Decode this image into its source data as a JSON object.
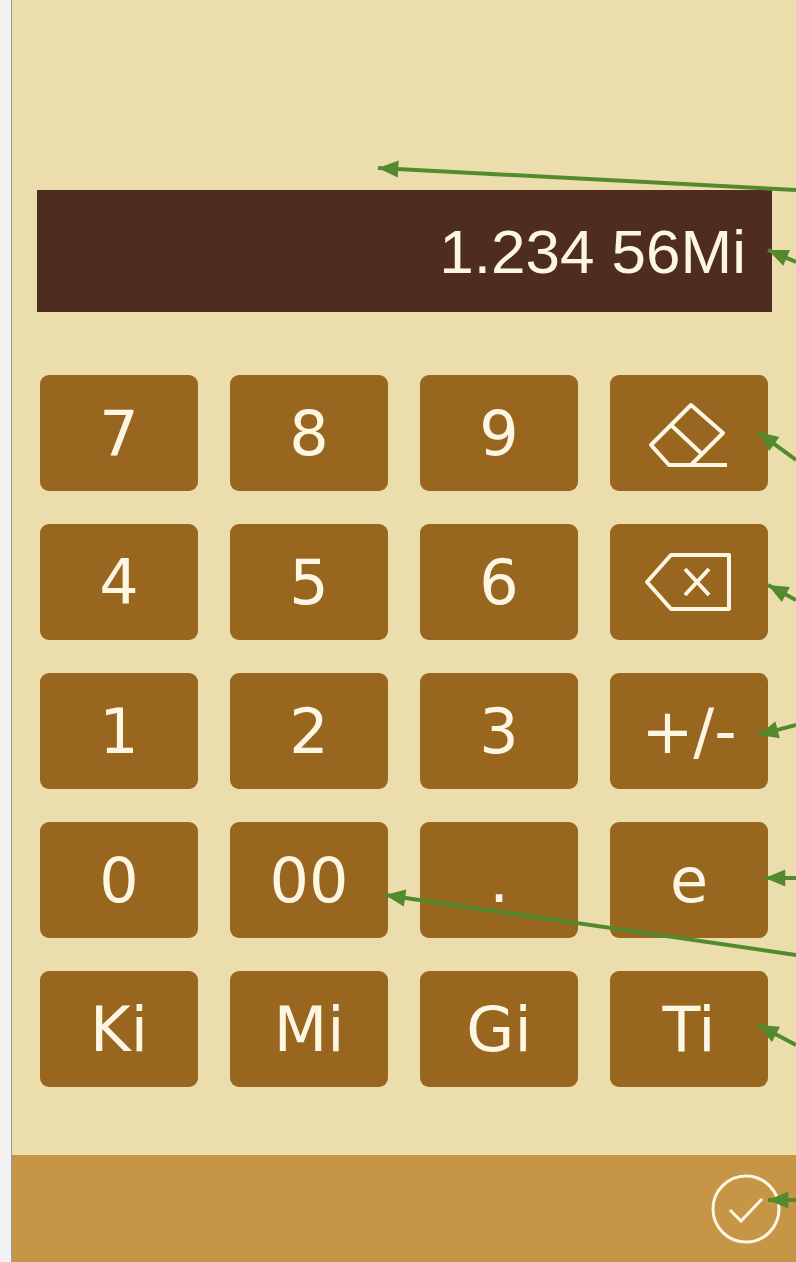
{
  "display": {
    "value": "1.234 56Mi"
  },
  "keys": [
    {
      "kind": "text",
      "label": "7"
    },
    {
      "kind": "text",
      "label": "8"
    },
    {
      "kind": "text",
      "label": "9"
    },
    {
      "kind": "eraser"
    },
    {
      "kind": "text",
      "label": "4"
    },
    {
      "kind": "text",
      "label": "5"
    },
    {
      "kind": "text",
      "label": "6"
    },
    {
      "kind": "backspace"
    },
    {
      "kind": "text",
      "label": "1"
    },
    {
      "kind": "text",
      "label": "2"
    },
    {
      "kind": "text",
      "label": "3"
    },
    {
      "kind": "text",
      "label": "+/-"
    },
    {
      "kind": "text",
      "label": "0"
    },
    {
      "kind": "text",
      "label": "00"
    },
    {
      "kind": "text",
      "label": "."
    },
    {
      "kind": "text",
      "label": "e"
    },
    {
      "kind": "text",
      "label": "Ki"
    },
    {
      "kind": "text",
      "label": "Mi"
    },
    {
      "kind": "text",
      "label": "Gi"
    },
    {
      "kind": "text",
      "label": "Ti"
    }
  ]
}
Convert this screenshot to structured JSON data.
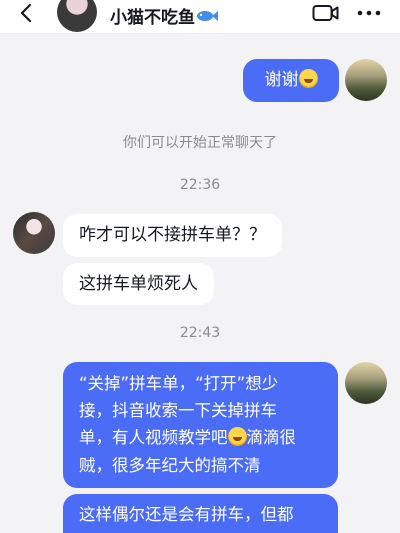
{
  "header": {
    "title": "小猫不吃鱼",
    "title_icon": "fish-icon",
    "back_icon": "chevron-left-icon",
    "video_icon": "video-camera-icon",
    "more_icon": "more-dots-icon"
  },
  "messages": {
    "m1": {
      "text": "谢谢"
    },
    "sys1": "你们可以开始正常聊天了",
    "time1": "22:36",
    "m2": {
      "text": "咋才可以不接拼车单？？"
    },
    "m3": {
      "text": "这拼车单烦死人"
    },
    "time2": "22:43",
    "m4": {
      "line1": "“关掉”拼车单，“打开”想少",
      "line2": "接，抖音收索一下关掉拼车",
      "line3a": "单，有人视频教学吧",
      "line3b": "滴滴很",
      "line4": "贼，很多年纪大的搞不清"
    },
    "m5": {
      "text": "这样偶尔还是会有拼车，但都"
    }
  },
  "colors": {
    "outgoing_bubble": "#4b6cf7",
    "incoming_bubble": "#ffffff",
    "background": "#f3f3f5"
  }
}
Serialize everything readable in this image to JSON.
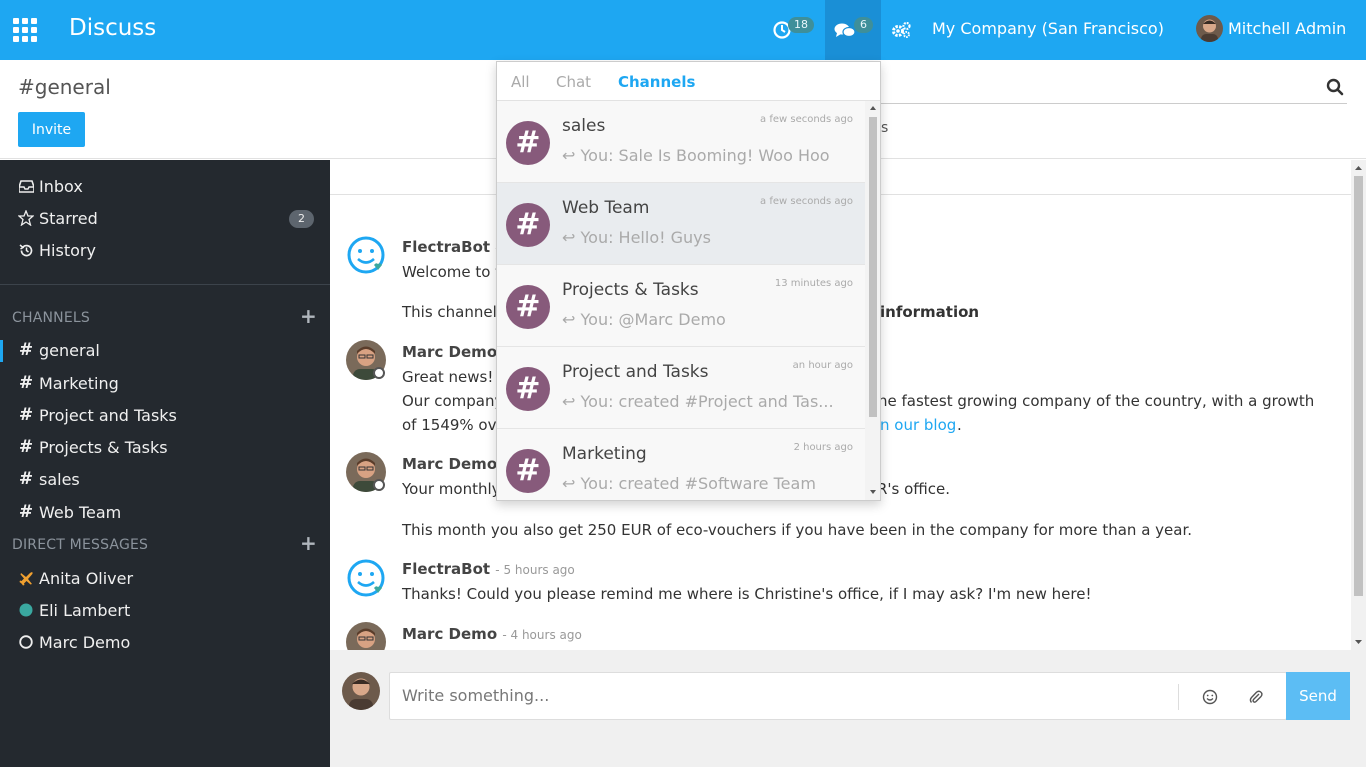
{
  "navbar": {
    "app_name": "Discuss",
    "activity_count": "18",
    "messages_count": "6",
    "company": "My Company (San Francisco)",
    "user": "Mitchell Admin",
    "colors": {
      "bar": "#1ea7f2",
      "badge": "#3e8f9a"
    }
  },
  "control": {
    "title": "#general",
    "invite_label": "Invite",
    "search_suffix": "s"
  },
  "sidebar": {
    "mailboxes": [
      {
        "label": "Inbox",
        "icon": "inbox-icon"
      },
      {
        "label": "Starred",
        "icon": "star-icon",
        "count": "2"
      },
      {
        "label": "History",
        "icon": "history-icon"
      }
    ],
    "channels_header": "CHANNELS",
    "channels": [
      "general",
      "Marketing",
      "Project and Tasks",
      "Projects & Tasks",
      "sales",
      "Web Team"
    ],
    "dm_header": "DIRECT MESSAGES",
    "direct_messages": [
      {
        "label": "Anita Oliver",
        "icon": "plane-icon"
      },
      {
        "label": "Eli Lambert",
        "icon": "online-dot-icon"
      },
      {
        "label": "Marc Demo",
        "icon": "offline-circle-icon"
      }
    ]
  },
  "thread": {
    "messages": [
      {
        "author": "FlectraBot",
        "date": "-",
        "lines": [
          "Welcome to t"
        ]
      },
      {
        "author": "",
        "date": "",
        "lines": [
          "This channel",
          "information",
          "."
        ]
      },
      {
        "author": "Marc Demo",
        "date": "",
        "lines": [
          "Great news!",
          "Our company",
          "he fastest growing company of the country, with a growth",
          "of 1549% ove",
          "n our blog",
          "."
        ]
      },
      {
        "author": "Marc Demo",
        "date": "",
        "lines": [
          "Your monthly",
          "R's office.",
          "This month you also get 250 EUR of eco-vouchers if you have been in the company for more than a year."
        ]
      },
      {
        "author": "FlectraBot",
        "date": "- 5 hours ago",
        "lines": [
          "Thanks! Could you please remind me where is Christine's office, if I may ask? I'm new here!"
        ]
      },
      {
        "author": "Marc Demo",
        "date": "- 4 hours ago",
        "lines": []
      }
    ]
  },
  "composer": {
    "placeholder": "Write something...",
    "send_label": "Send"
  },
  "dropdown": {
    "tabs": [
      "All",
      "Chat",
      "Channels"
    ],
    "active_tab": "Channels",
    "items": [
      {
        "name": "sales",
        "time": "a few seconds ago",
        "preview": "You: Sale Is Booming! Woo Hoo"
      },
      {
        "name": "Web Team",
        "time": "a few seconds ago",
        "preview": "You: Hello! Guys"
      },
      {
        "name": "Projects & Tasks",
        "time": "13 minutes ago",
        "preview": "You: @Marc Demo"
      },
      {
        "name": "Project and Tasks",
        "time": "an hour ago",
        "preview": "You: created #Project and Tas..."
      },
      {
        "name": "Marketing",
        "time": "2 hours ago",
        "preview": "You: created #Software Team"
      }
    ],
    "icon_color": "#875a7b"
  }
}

* * *

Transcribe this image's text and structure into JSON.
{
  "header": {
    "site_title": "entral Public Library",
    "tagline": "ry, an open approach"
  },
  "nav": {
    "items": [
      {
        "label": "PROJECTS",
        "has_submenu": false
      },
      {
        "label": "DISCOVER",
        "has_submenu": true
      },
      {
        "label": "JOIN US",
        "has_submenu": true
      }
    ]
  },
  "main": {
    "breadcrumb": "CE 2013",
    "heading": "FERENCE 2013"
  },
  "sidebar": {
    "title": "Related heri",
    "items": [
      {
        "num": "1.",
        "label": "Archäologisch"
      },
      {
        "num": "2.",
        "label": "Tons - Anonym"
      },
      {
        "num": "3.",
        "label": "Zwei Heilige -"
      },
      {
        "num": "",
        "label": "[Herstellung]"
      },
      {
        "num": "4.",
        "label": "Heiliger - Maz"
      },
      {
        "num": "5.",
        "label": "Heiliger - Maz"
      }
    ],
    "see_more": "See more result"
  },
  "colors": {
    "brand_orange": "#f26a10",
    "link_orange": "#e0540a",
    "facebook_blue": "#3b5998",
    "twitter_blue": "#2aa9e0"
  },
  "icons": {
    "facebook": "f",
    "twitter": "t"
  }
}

==

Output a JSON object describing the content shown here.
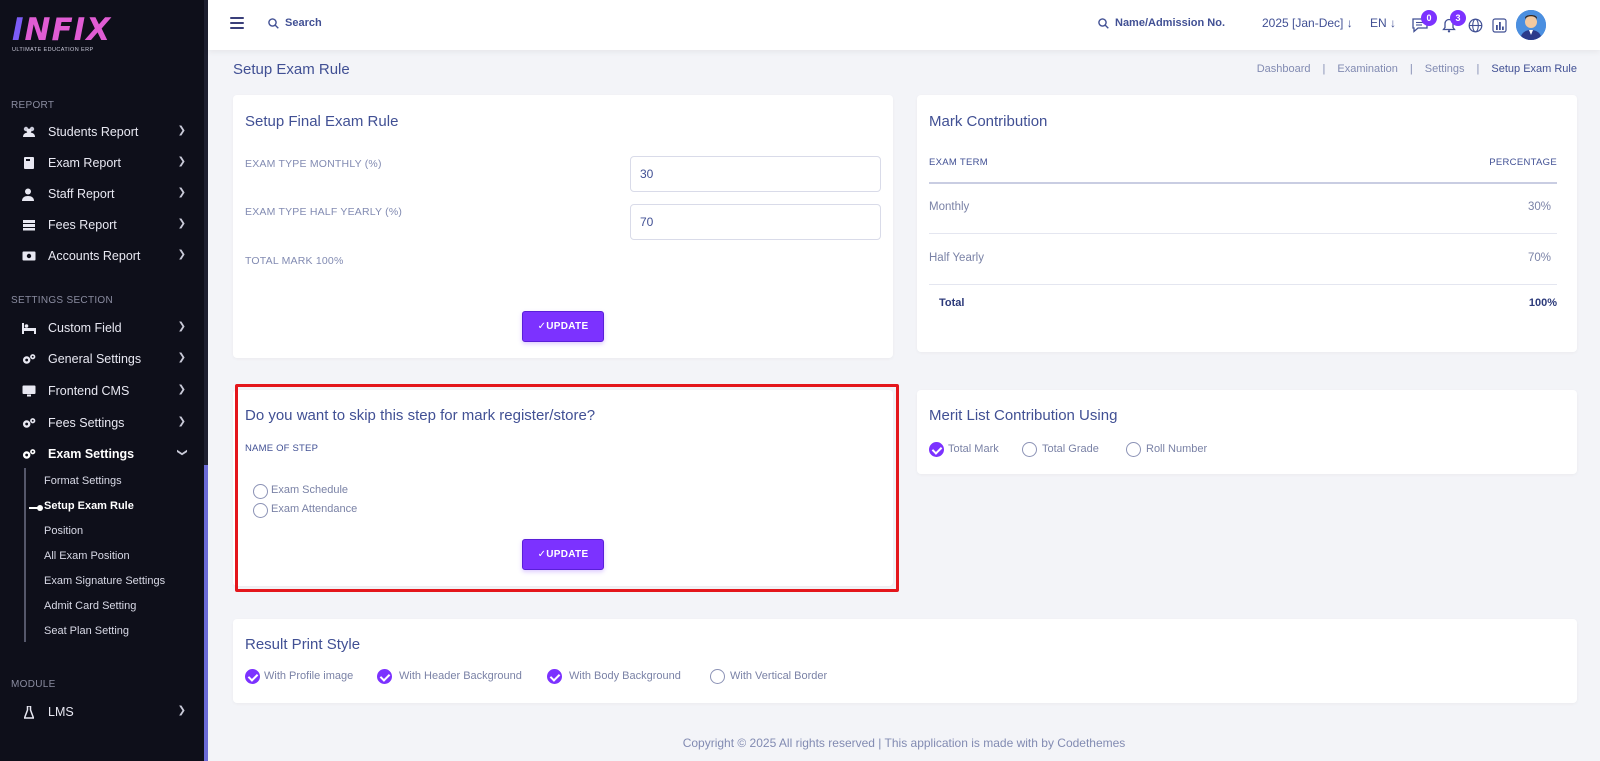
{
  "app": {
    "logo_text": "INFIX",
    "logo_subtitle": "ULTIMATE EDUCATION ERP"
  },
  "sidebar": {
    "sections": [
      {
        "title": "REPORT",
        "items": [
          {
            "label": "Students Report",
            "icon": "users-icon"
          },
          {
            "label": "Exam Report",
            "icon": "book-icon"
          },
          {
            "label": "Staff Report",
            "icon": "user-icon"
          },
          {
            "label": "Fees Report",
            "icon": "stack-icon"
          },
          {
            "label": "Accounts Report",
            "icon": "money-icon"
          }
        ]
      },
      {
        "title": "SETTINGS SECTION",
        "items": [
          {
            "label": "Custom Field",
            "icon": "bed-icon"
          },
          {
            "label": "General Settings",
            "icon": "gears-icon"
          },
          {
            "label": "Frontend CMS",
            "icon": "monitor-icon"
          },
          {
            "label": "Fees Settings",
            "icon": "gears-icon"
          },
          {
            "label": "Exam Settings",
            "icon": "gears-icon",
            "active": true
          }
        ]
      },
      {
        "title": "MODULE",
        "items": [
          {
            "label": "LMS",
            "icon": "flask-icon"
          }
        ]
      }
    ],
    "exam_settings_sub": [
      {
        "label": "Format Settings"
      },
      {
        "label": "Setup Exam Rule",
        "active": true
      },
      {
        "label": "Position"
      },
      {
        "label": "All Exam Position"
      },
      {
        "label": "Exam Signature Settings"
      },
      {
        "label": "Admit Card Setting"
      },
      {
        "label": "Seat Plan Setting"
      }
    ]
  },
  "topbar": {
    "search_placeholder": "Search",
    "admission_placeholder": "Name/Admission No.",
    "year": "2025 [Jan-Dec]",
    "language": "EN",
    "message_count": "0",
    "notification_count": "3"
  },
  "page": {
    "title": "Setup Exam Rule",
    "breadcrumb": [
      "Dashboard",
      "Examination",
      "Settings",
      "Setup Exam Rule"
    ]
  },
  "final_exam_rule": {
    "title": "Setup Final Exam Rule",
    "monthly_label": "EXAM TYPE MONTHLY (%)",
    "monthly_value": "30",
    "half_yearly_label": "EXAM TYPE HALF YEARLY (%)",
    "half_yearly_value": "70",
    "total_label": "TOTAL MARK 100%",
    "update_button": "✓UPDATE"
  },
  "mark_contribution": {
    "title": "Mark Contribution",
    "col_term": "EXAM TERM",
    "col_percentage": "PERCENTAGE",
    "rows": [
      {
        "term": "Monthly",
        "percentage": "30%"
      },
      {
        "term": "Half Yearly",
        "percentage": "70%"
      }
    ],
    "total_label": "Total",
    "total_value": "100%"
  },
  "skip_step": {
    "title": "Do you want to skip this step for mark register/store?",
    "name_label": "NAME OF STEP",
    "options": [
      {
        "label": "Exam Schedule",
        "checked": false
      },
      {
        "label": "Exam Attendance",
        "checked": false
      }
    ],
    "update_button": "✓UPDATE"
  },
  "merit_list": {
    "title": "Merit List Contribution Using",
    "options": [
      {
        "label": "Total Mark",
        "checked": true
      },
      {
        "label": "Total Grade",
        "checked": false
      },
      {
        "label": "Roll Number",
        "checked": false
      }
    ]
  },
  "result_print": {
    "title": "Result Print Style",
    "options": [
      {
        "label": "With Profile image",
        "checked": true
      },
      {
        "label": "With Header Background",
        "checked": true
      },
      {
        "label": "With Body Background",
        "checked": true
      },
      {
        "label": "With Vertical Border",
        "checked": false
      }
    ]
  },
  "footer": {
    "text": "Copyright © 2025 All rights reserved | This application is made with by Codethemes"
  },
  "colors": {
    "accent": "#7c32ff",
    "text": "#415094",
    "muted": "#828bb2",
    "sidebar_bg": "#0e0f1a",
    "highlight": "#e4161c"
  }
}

▸ What is required
Scan the entries above. Copy each line that has the string "preview".

▸ Answer for this exercise
        "preview": "You: Sale Is Booming! Woo Hoo"
        "preview": "You: Hello! Guys"
        "preview": "You: @Marc Demo"
        "preview": "You: created #Project and Tas..."
        "preview": "You: created #Software Team"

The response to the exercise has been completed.